TEXT FOR ANALYSIS: Begin
Some Florida hospitals are now reporting the highest number of COVID-19 patients since the pandemic first started, according to The New York Times.
Two of the hospitals — University of Florida facilities in Jacksonville — had 14 COVID-19 patients a month ago. The number now stands at more than 140 people at the hospitals.
Most of the patients admitted in Jacksonville and other medical facilities in areas around the U.S. are those who have not been vaccinated, according to the report.
Debra Wells, 65, was one of those admitted to one of the Jacksonville hospitals earlier this month when what she thought was a cold grew into something worse.
''I said, 'Lord, I feel like I'm dying,''' said Wells, who was not vaccinated.
''I was misinformed,'' said Wells after a five-day hospital stay. ''I wasn't ready (for the vaccine), and I was scared.''
The Times noted that hospitalizations on a national level remain relatively low. But in certain pockets where vaccination levels are low the delta variant has left intensive care units and COVID-19 wards overflowing.
At the two hospitals in Jacksonville, the number of COVID-19 patients is higher than last summer, when the coronavirus hit Florida, according to the Times. And it is higher than over the winter, when the virus surged to devastating levels across the nation.
''It's very frustrating,'' said Dr. Leon L. Haley Jr., the chief executive of UF Health Jacksonville. ''Each day we continue to go up. There's no sense of when things are going to curtail themselves. People are stretched thin.''
The Times noted the areas with low vaccination rates and increase in virus cases include Northwest Florida, Southwest Missouri and Southern Alabama.
TEXT FOR ANALYSIS: End
INFORMATION PROVIDED: Begin
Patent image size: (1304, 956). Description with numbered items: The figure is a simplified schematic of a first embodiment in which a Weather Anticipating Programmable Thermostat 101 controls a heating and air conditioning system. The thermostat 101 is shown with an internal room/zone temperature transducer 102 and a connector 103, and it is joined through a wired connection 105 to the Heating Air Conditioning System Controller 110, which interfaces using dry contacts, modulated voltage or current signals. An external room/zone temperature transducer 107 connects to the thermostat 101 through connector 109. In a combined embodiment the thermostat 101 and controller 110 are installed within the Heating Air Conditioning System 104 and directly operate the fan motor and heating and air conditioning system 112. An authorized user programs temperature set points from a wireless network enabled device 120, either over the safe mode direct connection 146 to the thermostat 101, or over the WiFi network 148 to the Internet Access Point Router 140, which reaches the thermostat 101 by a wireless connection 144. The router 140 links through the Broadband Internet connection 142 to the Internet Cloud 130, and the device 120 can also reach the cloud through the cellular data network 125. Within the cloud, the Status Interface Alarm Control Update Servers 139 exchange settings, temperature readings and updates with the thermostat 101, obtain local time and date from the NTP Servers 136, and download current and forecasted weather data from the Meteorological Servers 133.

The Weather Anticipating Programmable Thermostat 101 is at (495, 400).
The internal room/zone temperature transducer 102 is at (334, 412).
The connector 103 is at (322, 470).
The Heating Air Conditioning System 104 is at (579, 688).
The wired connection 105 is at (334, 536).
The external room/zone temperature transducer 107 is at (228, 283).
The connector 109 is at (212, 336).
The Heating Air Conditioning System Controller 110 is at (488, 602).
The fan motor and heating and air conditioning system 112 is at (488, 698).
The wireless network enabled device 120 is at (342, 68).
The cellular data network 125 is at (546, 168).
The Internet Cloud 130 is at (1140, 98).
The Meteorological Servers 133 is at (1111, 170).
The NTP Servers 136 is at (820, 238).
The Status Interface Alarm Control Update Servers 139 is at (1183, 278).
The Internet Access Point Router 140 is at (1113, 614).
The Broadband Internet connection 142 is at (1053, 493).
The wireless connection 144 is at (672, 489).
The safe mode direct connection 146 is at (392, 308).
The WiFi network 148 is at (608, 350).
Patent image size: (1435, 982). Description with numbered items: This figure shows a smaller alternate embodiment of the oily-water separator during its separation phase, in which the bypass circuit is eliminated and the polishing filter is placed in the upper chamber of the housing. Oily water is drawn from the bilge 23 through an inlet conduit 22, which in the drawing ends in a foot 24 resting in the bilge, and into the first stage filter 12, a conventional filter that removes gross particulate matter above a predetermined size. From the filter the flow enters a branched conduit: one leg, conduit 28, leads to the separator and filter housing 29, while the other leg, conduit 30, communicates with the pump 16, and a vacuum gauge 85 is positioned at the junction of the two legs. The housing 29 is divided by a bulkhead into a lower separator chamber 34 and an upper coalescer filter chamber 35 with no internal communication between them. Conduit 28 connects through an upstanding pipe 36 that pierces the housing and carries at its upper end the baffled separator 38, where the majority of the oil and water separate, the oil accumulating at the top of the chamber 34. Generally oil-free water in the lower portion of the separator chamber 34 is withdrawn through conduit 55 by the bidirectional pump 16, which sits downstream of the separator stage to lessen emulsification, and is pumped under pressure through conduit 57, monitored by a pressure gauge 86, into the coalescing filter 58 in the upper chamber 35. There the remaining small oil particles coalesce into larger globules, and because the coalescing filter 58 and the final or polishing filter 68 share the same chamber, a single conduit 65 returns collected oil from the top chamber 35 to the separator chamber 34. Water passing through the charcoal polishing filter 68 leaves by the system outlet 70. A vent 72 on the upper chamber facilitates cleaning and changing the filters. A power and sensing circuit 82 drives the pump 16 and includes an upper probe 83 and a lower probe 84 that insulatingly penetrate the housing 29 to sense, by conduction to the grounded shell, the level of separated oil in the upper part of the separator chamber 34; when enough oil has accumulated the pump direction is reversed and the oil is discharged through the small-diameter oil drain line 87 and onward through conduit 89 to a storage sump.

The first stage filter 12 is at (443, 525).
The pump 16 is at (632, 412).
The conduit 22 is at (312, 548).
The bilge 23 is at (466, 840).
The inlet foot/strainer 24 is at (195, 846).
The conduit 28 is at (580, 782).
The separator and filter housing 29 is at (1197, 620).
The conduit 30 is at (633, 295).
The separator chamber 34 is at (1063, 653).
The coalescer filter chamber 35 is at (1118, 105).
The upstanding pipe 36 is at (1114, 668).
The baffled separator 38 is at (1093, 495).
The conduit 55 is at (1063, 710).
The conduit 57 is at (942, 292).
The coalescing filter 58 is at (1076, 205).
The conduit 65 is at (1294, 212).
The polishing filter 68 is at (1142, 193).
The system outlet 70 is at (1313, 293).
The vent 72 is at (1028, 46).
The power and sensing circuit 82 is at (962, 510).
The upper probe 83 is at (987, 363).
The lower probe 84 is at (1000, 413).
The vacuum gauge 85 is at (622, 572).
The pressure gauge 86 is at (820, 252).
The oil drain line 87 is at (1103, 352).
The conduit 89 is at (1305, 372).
INFORMATION PROVIDED: End
**QUESTIONS**
**A.** From the article on COVID-19 hospitalizations in Florida, list every area the Times names as having low vaccination rates and an increase in virus cases.
**B.** Continue the article on COVID-19 hospitalizations in Florida from its final sentence.

**TASK RESPONSES**
**A.** Northwest Florida, Southwest Missouri, Southern Alabama

**B.**
And the Mayo Clinic in Jacksonville is on track to match or exceed its earlier record. In addition, Wolfson Children's Hospital recorded its second-highest number of admissions, 45, after reaching 57 in January, the Times said.
In Daytona Beach, Florida, one AdventHealth hospital has more COVID-19 patients than ever. In the AdventHealth system in Central Florida, the COVID-19 patient load grew from 430 to 720 over the past week.
The Times' data shows that hospitalizations have increased in 45 states, Washington, D.C. and Puerto Rico over the last two weeks.
Meanwhile, Sen. Marco Rubio, R-Fla., on Wednesday defended the right not to get vaccinated against COVID-19, though he stressed that "people should get vaccinated" as delta variant case numbers rise in his home state.
Rubio said on CBS ''This Morning'' that "at the end of the day, it's up to people to make that decision," whether to get vaccinated.
He added that "the government, in a free society such as ours, there's only so much that they can do. They can provide information. We can debunk things that aren't true. We can provide access. It's ultimately up to people individually to make that decision."